* What to do:
Go through the data and copy every line exactly, but not the images.

* Material shown:
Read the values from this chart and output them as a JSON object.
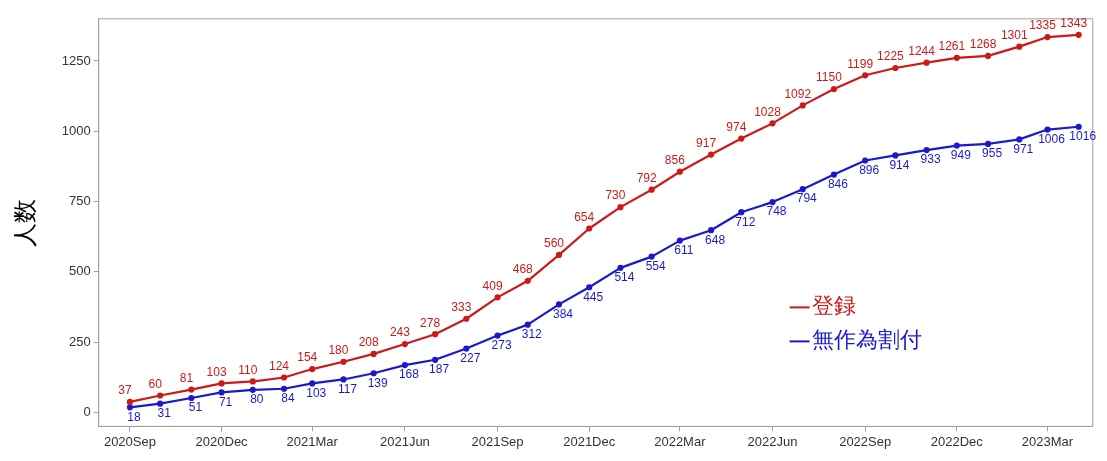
{
  "chart_data": {
    "type": "line",
    "ylabel": "人数",
    "x": [
      "2020-09",
      "2020-10",
      "2020-11",
      "2020-12",
      "2021-01",
      "2021-02",
      "2021-03",
      "2021-04",
      "2021-05",
      "2021-06",
      "2021-07",
      "2021-08",
      "2021-09",
      "2021-10",
      "2021-11",
      "2021-12",
      "2022-01",
      "2022-02",
      "2022-03",
      "2022-04",
      "2022-05",
      "2022-06",
      "2022-07",
      "2022-08",
      "2022-09",
      "2022-10",
      "2022-11",
      "2022-12",
      "2023-01",
      "2023-02",
      "2023-03",
      "2023-04"
    ],
    "series": [
      {
        "name": "登録",
        "color": "#cc1a1a",
        "values": [
          37,
          60,
          81,
          103,
          110,
          124,
          154,
          180,
          208,
          243,
          278,
          333,
          409,
          468,
          560,
          654,
          730,
          792,
          856,
          917,
          974,
          1028,
          1092,
          1150,
          1199,
          1225,
          1244,
          1261,
          1268,
          1301,
          1335,
          1343
        ]
      },
      {
        "name": "無作為割付",
        "color": "#1a1acc",
        "values": [
          18,
          31,
          51,
          71,
          80,
          84,
          103,
          117,
          139,
          168,
          187,
          227,
          273,
          312,
          384,
          445,
          514,
          554,
          611,
          648,
          712,
          748,
          794,
          846,
          896,
          914,
          933,
          949,
          955,
          971,
          1006,
          1016
        ]
      }
    ],
    "xlim": [
      "2020-08",
      "2023-04-15"
    ],
    "xticks": [
      {
        "value": "2020-09",
        "label": "2020Sep"
      },
      {
        "value": "2020-12",
        "label": "2020Dec"
      },
      {
        "value": "2021-03",
        "label": "2021Mar"
      },
      {
        "value": "2021-06",
        "label": "2021Jun"
      },
      {
        "value": "2021-09",
        "label": "2021Sep"
      },
      {
        "value": "2021-12",
        "label": "2021Dec"
      },
      {
        "value": "2022-03",
        "label": "2022Mar"
      },
      {
        "value": "2022-06",
        "label": "2022Jun"
      },
      {
        "value": "2022-09",
        "label": "2022Sep"
      },
      {
        "value": "2022-12",
        "label": "2022Dec"
      },
      {
        "value": "2023-03",
        "label": "2023Mar"
      }
    ],
    "ylim": [
      -50,
      1400
    ],
    "yticks": [
      0,
      250,
      500,
      750,
      1000,
      1250
    ],
    "grid": false,
    "legend": "bottom right",
    "marker": "circle",
    "line_style": "solid",
    "data_labels": true
  }
}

* Output:
Read the values from this chart and output them as a JSON object.
{
  "chart_data": {
    "type": "line",
    "ylabel": "人数",
    "x": [
      "2020-09",
      "2020-10",
      "2020-11",
      "2020-12",
      "2021-01",
      "2021-02",
      "2021-03",
      "2021-04",
      "2021-05",
      "2021-06",
      "2021-07",
      "2021-08",
      "2021-09",
      "2021-10",
      "2021-11",
      "2021-12",
      "2022-01",
      "2022-02",
      "2022-03",
      "2022-04",
      "2022-05",
      "2022-06",
      "2022-07",
      "2022-08",
      "2022-09",
      "2022-10",
      "2022-11",
      "2022-12",
      "2023-01",
      "2023-02",
      "2023-03",
      "2023-04"
    ],
    "series": [
      {
        "name": "登録",
        "color": "#cc1a1a",
        "values": [
          37,
          60,
          81,
          103,
          110,
          124,
          154,
          180,
          208,
          243,
          278,
          333,
          409,
          468,
          560,
          654,
          730,
          792,
          856,
          917,
          974,
          1028,
          1092,
          1150,
          1199,
          1225,
          1244,
          1261,
          1268,
          1301,
          1335,
          1343
        ]
      },
      {
        "name": "無作為割付",
        "color": "#1a1acc",
        "values": [
          18,
          31,
          51,
          71,
          80,
          84,
          103,
          117,
          139,
          168,
          187,
          227,
          273,
          312,
          384,
          445,
          514,
          554,
          611,
          648,
          712,
          748,
          794,
          846,
          896,
          914,
          933,
          949,
          955,
          971,
          1006,
          1016
        ]
      }
    ],
    "xlim": [
      "2020-08",
      "2023-04-15"
    ],
    "xticks": [
      {
        "value": "2020-09",
        "label": "2020Sep"
      },
      {
        "value": "2020-12",
        "label": "2020Dec"
      },
      {
        "value": "2021-03",
        "label": "2021Mar"
      },
      {
        "value": "2021-06",
        "label": "2021Jun"
      },
      {
        "value": "2021-09",
        "label": "2021Sep"
      },
      {
        "value": "2021-12",
        "label": "2021Dec"
      },
      {
        "value": "2022-03",
        "label": "2022Mar"
      },
      {
        "value": "2022-06",
        "label": "2022Jun"
      },
      {
        "value": "2022-09",
        "label": "2022Sep"
      },
      {
        "value": "2022-12",
        "label": "2022Dec"
      },
      {
        "value": "2023-03",
        "label": "2023Mar"
      }
    ],
    "ylim": [
      -50,
      1400
    ],
    "yticks": [
      0,
      250,
      500,
      750,
      1000,
      1250
    ],
    "grid": false,
    "legend": "bottom right",
    "marker": "circle",
    "line_style": "solid",
    "data_labels": true
  }
}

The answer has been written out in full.